** Figure content listings **
======
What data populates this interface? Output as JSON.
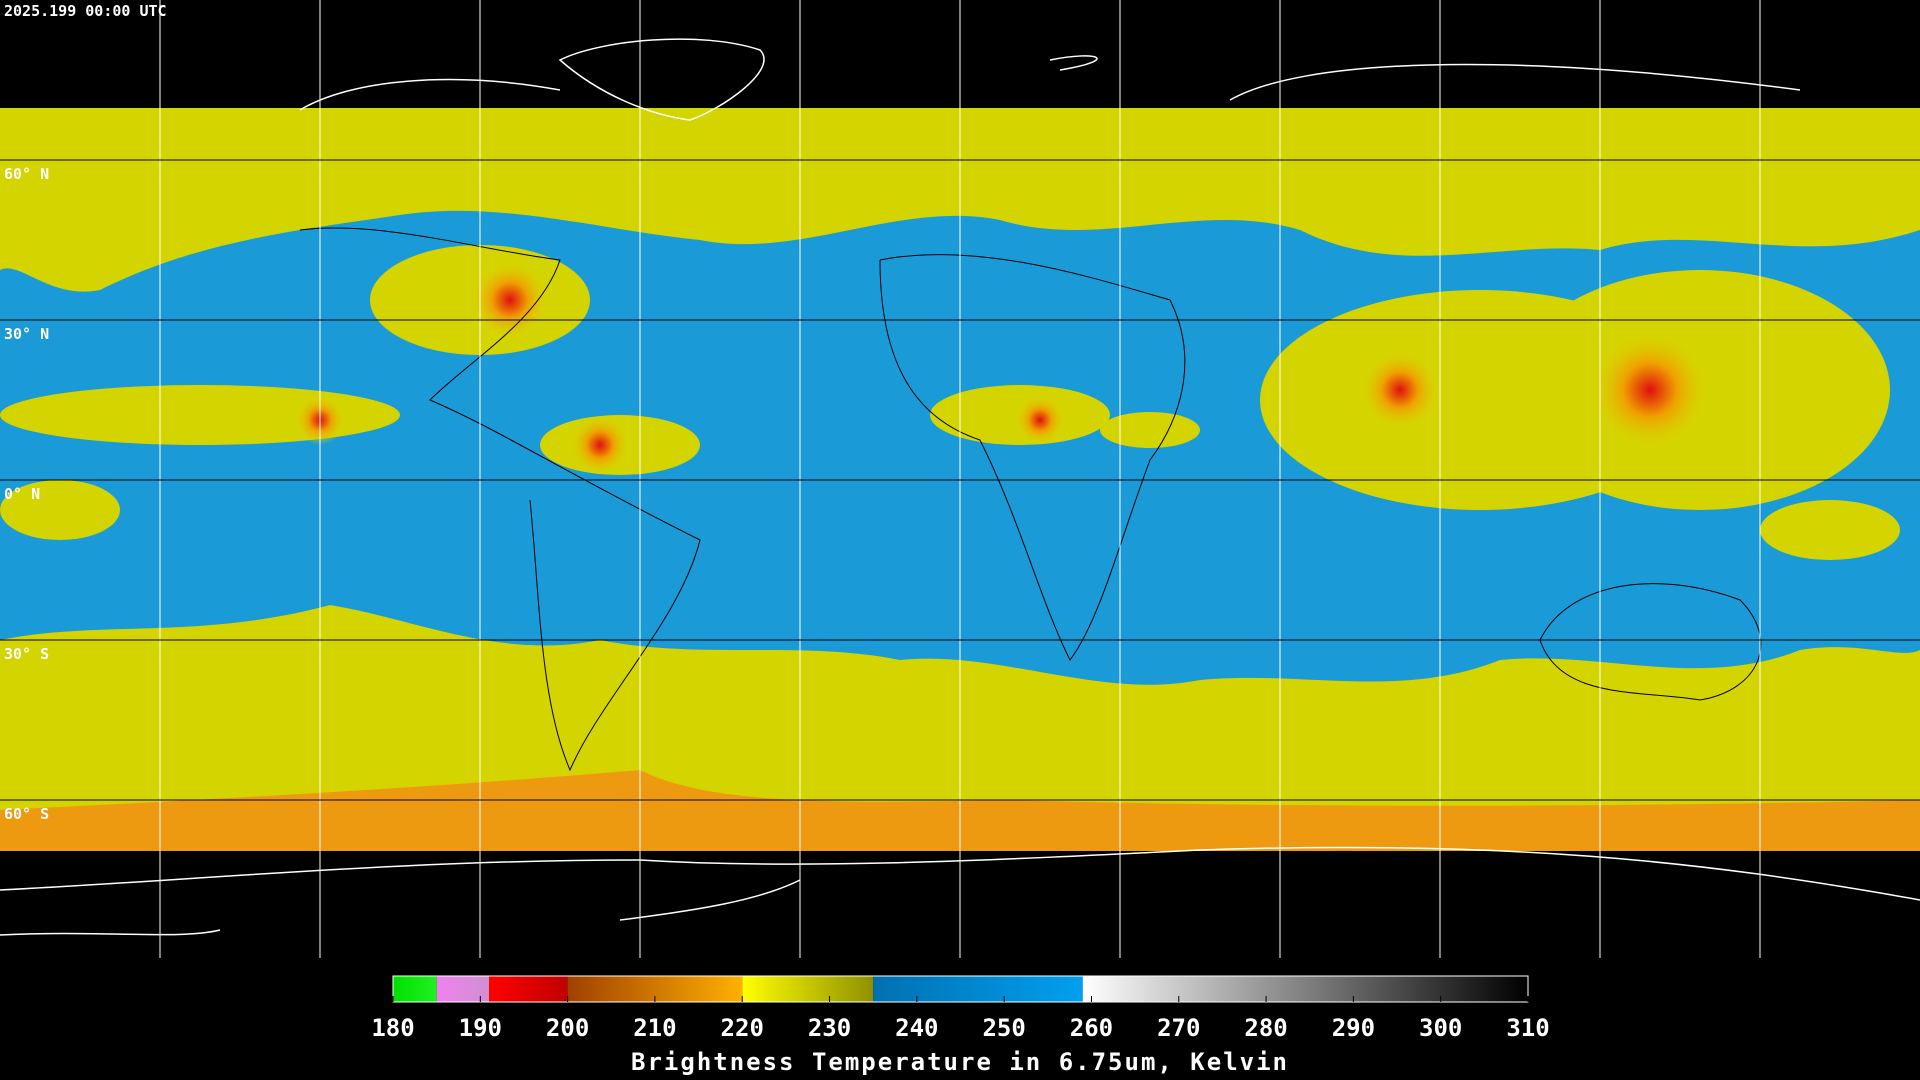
{
  "header": {
    "timestamp": "2025.199 00:00 UTC"
  },
  "map": {
    "latitude_labels": [
      "60° N",
      "30° N",
      "0° N",
      "30° S",
      "60° S"
    ]
  },
  "colorbar": {
    "label": "Brightness Temperature in 6.75um, Kelvin",
    "lim": [
      180,
      310
    ],
    "ticks": [
      180,
      190,
      200,
      210,
      220,
      230,
      240,
      250,
      260,
      270,
      280,
      290,
      300,
      310
    ],
    "segments": [
      {
        "from": 180,
        "to": 185,
        "colors": [
          "#00e000",
          "#20f020"
        ]
      },
      {
        "from": 185,
        "to": 191,
        "colors": [
          "#f080f0",
          "#d090d0"
        ]
      },
      {
        "from": 191,
        "to": 200,
        "colors": [
          "#ff0000",
          "#c00000"
        ]
      },
      {
        "from": 200,
        "to": 220,
        "colors": [
          "#a04000",
          "#ffb000"
        ]
      },
      {
        "from": 220,
        "to": 235,
        "colors": [
          "#ffff00",
          "#909000"
        ]
      },
      {
        "from": 235,
        "to": 259,
        "colors": [
          "#0070b0",
          "#00a0f0"
        ]
      },
      {
        "from": 259,
        "to": 310,
        "colors": [
          "#ffffff",
          "#000000"
        ]
      }
    ]
  }
}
======
Transcribe the material as is, with images omitted.

What data populates this interface? Output as JSON.
{
  "header": {
    "timestamp": "2025.199 00:00 UTC"
  },
  "map": {
    "latitude_labels": [
      "60° N",
      "30° N",
      "0° N",
      "30° S",
      "60° S"
    ]
  },
  "colorbar": {
    "label": "Brightness Temperature in 6.75um, Kelvin",
    "lim": [
      180,
      310
    ],
    "ticks": [
      180,
      190,
      200,
      210,
      220,
      230,
      240,
      250,
      260,
      270,
      280,
      290,
      300,
      310
    ],
    "segments": [
      {
        "from": 180,
        "to": 185,
        "colors": [
          "#00e000",
          "#20f020"
        ]
      },
      {
        "from": 185,
        "to": 191,
        "colors": [
          "#f080f0",
          "#d090d0"
        ]
      },
      {
        "from": 191,
        "to": 200,
        "colors": [
          "#ff0000",
          "#c00000"
        ]
      },
      {
        "from": 200,
        "to": 220,
        "colors": [
          "#a04000",
          "#ffb000"
        ]
      },
      {
        "from": 220,
        "to": 235,
        "colors": [
          "#ffff00",
          "#909000"
        ]
      },
      {
        "from": 235,
        "to": 259,
        "colors": [
          "#0070b0",
          "#00a0f0"
        ]
      },
      {
        "from": 259,
        "to": 310,
        "colors": [
          "#ffffff",
          "#000000"
        ]
      }
    ]
  }
}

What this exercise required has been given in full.